◆ **TASK STATEMENT**: Read the lines that follow and pick out every one containing the word "Izolarea".

┄┄┄┄┄┄┄┄┄┄┄┄┄┄┄┄┄┄┄┄

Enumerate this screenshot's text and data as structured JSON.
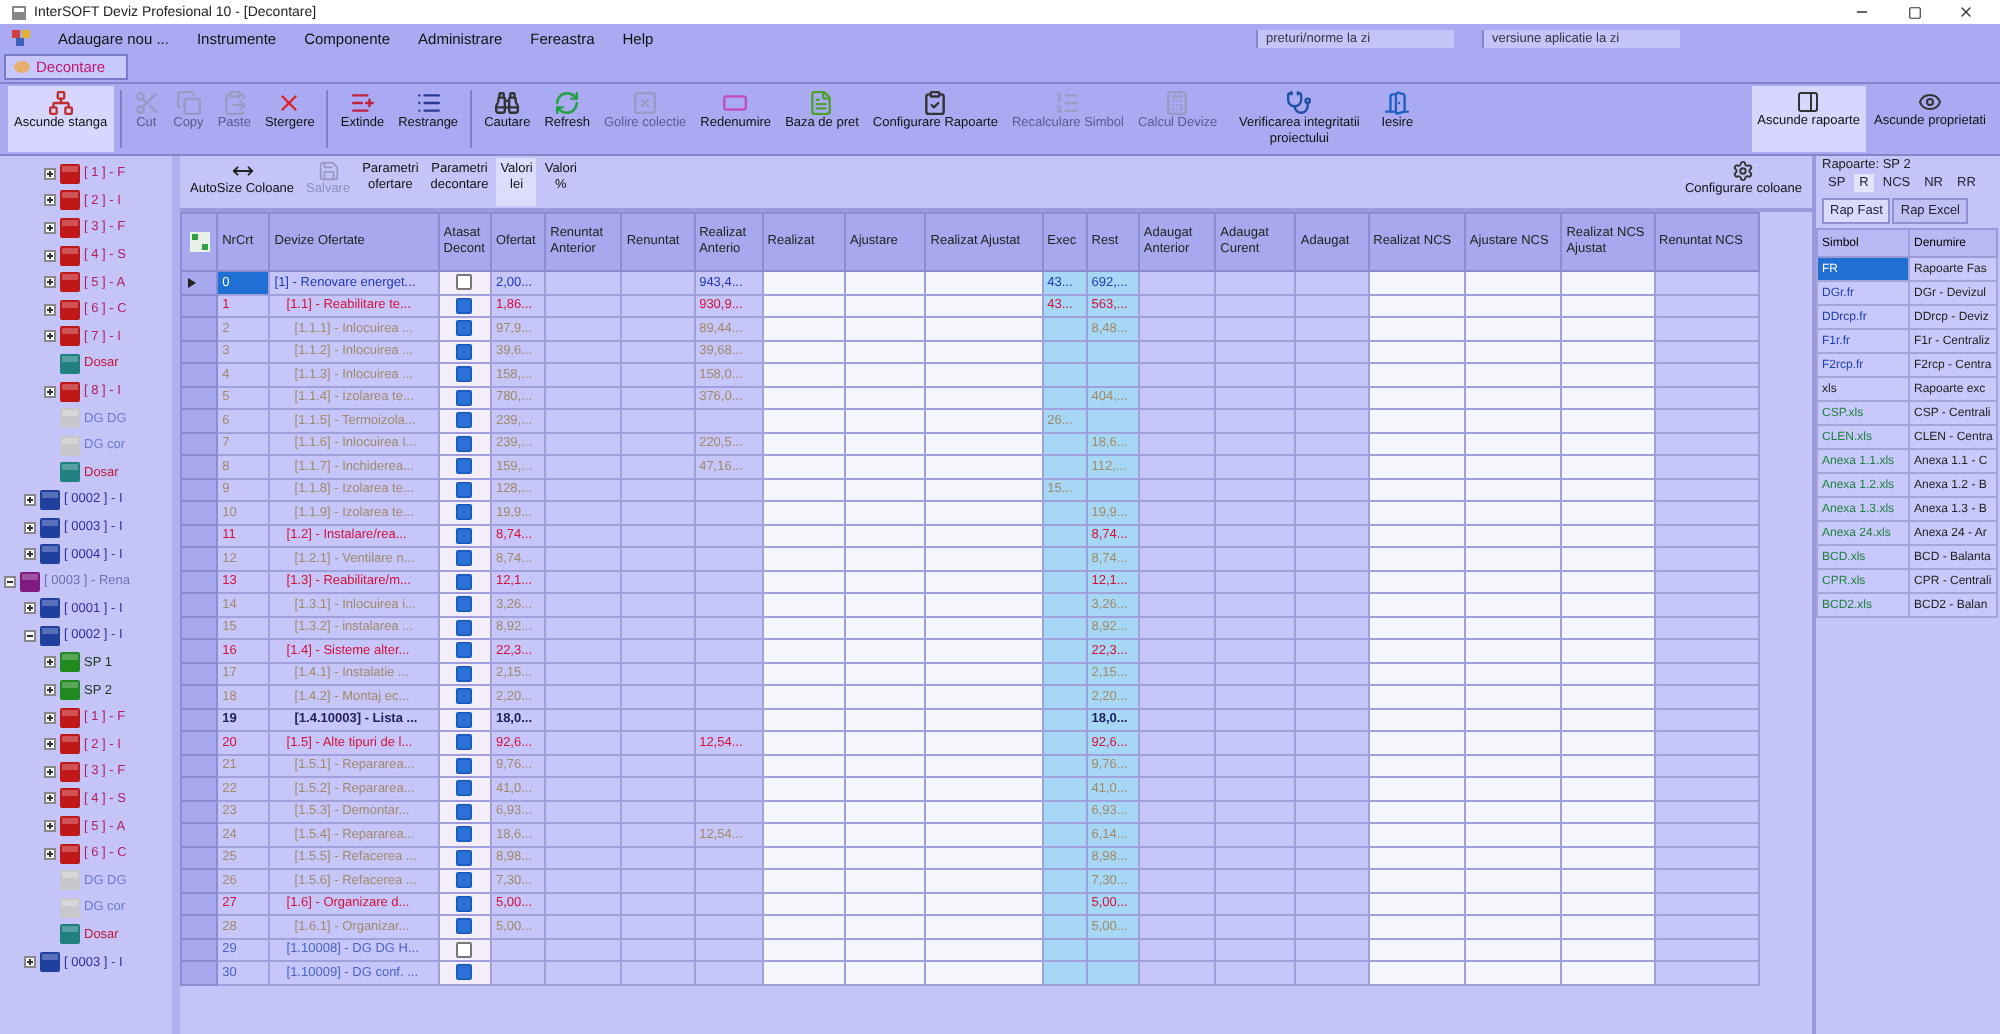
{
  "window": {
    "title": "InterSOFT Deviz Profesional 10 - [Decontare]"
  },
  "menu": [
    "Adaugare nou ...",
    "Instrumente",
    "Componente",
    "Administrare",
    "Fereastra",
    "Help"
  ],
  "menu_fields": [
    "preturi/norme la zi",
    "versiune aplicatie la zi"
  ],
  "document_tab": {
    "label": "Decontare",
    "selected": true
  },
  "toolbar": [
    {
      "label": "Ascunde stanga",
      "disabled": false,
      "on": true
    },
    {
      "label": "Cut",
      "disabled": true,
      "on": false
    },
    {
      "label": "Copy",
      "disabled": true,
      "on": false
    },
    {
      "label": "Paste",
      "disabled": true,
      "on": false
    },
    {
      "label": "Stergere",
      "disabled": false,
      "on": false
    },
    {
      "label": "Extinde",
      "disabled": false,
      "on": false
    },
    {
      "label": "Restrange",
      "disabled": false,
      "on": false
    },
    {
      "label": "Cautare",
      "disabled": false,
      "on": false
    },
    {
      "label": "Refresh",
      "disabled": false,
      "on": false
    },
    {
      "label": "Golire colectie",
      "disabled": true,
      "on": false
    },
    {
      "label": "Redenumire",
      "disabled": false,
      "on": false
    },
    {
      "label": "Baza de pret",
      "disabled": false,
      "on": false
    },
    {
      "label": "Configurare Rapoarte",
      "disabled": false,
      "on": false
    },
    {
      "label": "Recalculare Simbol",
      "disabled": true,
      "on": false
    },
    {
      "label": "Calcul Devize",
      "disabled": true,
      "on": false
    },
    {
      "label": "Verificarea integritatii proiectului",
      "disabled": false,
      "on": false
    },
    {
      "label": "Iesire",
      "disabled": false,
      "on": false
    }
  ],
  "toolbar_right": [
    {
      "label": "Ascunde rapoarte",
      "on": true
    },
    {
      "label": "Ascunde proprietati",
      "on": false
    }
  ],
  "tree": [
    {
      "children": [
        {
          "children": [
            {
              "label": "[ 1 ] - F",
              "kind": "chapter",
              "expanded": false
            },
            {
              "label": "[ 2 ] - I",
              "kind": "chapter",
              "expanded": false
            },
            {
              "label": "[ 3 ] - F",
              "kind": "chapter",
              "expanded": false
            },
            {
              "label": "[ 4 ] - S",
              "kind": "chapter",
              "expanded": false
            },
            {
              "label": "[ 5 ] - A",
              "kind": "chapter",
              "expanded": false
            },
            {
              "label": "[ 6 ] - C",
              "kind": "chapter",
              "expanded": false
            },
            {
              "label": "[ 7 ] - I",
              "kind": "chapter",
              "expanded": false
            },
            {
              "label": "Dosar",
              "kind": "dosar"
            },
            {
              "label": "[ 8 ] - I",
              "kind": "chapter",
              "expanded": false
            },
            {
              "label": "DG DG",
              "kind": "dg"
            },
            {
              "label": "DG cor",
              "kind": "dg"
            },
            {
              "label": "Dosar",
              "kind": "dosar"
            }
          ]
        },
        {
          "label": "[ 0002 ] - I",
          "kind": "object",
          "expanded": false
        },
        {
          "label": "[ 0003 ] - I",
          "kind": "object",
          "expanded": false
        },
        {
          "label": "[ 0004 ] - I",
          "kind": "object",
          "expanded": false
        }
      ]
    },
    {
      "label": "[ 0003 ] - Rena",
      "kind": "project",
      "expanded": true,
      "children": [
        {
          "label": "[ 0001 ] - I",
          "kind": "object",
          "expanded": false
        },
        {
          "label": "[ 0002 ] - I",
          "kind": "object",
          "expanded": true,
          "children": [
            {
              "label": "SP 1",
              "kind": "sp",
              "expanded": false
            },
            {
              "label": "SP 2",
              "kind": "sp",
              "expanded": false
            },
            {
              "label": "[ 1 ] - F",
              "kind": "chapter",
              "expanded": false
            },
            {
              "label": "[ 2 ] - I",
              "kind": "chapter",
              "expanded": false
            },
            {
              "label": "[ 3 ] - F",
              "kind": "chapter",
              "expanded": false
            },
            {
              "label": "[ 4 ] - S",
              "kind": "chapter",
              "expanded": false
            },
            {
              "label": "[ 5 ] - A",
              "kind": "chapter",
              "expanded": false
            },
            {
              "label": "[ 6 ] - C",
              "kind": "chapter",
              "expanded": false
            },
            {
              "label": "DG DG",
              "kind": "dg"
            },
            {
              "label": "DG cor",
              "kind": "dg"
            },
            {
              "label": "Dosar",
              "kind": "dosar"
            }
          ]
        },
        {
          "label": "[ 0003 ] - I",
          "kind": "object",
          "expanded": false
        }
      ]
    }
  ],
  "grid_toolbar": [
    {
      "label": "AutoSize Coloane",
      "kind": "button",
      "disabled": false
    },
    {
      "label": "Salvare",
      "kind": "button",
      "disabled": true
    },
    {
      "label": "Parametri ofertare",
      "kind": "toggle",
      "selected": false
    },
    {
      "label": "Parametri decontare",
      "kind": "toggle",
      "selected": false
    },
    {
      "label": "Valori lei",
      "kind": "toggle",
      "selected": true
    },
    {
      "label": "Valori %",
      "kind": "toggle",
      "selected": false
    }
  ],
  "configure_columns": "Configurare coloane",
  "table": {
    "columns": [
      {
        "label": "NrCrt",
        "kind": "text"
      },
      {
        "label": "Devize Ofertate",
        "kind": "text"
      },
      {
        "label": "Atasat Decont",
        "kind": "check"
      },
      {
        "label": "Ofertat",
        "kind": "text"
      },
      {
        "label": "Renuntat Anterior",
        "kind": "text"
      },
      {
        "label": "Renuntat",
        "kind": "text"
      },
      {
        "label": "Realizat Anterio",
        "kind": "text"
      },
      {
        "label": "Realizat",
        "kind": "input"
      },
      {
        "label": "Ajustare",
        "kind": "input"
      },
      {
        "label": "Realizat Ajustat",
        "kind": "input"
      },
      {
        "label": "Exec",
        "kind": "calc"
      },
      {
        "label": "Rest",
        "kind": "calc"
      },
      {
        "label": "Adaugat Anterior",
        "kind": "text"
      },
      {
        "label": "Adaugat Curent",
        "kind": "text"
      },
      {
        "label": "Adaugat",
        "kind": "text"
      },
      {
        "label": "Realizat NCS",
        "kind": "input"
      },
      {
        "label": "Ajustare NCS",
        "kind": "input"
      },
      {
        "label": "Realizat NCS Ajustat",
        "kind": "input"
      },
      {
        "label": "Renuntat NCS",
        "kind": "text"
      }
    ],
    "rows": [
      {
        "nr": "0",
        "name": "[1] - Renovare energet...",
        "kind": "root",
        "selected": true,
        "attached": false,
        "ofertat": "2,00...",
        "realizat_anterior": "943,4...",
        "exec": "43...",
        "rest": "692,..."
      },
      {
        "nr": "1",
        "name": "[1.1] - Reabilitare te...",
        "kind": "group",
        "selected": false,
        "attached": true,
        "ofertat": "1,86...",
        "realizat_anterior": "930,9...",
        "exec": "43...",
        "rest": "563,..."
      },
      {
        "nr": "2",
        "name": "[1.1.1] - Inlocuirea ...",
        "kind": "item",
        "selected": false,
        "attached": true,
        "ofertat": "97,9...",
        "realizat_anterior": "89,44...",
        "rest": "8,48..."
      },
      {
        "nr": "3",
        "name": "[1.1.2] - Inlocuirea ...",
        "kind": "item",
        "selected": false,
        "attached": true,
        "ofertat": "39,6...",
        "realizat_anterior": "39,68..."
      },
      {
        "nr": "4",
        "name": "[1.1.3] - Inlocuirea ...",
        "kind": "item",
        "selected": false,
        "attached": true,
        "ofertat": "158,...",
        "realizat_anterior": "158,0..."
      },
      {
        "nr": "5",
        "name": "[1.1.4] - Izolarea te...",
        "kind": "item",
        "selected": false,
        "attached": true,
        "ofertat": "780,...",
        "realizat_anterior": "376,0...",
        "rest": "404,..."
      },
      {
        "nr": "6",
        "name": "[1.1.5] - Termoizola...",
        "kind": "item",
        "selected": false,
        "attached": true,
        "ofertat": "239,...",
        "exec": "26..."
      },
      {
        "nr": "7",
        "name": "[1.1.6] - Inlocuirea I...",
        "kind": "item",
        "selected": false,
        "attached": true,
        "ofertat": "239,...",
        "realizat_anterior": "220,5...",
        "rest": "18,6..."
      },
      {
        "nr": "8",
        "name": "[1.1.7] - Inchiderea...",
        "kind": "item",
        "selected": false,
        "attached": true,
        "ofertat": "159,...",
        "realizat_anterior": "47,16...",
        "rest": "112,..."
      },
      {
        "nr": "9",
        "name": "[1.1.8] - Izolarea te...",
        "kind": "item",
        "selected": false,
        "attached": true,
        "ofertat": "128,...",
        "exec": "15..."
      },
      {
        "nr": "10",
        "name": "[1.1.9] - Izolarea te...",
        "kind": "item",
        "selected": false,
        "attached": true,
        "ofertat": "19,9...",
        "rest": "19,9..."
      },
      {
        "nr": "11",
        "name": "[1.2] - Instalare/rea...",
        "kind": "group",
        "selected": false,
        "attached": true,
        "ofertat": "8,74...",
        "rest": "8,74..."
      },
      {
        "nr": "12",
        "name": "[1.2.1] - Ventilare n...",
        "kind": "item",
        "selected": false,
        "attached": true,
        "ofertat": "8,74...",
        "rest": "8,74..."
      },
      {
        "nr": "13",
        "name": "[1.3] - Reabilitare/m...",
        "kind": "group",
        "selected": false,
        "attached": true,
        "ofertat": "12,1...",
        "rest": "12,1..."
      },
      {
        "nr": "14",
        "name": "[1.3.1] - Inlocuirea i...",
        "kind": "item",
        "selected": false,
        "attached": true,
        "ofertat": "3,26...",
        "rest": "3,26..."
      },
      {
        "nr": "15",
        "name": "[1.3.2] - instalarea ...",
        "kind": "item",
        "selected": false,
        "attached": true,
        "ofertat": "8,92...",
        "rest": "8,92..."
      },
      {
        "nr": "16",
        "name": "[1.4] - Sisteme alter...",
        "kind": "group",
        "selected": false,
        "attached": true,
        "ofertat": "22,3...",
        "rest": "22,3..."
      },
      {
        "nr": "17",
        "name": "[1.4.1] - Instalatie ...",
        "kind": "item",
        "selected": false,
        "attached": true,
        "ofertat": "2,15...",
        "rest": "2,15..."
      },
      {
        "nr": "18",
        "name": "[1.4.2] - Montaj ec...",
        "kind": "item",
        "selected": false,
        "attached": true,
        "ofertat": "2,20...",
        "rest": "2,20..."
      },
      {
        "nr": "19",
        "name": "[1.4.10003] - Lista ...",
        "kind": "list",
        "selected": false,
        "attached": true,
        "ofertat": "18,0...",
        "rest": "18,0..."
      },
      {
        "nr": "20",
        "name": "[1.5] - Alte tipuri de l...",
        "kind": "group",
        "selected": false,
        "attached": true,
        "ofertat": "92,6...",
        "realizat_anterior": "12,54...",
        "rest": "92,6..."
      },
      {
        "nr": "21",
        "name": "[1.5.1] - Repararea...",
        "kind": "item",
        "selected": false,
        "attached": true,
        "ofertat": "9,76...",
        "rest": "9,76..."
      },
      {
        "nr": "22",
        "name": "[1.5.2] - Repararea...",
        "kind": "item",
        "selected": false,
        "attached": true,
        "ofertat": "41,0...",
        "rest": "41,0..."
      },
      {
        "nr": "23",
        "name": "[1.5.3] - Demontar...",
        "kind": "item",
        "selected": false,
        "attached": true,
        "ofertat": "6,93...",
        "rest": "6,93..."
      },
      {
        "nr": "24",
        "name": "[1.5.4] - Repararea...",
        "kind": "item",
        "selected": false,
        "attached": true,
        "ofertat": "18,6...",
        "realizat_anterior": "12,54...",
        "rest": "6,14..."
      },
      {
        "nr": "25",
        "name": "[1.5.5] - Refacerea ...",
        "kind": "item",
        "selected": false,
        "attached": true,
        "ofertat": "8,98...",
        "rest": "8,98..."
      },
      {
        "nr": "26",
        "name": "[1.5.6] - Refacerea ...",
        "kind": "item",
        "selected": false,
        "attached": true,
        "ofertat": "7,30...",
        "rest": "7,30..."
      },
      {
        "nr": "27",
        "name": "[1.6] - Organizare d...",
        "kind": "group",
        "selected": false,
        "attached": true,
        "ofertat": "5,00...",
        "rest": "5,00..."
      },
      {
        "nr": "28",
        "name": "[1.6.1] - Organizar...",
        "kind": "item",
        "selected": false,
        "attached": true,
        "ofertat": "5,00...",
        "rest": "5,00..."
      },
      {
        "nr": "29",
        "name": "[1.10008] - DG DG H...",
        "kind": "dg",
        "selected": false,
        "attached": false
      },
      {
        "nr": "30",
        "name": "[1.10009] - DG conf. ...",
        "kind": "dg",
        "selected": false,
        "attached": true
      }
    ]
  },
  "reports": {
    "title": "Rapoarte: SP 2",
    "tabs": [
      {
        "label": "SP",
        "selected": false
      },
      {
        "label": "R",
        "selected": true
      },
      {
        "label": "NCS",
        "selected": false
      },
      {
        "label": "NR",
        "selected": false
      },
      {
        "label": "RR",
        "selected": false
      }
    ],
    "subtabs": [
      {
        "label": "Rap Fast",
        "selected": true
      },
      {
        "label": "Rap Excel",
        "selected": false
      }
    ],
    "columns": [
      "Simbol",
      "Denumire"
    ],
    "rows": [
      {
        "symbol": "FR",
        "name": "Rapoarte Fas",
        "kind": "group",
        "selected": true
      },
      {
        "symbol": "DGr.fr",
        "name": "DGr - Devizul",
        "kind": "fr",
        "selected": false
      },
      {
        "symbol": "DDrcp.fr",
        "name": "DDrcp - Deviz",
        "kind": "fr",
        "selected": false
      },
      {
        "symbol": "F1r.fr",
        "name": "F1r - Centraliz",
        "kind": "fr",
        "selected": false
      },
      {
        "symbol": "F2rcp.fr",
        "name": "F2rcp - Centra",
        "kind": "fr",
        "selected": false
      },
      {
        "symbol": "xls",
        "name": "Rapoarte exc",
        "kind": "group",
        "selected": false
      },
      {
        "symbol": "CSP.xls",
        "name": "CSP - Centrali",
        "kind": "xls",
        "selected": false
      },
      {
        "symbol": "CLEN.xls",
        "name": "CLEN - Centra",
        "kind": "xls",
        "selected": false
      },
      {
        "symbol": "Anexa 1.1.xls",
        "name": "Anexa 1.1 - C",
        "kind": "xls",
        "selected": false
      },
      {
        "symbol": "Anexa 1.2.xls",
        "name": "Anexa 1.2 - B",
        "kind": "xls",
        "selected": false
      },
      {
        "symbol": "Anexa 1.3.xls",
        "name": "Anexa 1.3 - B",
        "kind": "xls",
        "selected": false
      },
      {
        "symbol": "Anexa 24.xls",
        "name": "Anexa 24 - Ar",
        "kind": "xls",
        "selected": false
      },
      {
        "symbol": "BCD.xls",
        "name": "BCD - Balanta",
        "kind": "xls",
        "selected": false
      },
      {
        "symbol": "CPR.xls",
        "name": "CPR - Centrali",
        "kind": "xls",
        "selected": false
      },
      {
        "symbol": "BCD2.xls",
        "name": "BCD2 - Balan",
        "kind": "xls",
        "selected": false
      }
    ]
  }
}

┄┄┄┄┄┄┄┄┄┄┄┄┄┄┄┄┄┄┄┄

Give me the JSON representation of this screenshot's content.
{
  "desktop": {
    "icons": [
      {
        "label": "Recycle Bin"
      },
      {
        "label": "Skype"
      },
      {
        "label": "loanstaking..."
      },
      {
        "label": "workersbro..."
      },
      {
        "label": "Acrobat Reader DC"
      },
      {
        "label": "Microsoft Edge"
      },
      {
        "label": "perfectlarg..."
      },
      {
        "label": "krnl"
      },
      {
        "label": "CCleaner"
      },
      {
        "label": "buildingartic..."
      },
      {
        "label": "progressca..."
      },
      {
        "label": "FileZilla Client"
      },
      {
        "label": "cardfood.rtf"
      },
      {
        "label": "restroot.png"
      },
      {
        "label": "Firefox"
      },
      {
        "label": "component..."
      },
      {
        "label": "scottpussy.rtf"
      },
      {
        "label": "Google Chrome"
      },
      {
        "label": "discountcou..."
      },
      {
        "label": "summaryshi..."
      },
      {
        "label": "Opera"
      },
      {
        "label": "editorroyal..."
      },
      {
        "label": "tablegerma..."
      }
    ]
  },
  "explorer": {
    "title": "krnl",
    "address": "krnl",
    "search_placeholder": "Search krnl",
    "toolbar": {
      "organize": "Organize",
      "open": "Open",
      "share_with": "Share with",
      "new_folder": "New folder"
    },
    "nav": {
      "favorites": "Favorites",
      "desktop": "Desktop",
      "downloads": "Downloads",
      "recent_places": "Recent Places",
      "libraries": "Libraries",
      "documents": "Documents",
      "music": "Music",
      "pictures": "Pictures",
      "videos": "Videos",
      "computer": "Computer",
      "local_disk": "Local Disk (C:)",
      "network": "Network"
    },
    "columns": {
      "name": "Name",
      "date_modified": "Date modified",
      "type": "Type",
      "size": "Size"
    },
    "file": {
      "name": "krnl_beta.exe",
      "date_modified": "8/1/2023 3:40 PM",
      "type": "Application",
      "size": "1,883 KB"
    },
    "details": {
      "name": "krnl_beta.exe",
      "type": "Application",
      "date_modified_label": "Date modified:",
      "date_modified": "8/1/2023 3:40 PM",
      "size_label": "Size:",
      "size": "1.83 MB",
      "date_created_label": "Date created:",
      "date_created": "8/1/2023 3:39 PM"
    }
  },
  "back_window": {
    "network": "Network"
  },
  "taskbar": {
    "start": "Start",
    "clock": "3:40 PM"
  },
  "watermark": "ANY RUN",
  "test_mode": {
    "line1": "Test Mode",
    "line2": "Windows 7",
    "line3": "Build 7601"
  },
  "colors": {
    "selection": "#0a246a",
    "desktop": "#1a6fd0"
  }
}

┄┄┄┄┄┄┄┄┄┄┄┄┄┄┄┄┄┄┄┄

◆ **THE ANSWER**:
        "name": "[1.1.4] - Izolarea te...",
        "name": "[1.1.8] - Izolarea te...",
        "name": "[1.1.9] - Izolarea te...",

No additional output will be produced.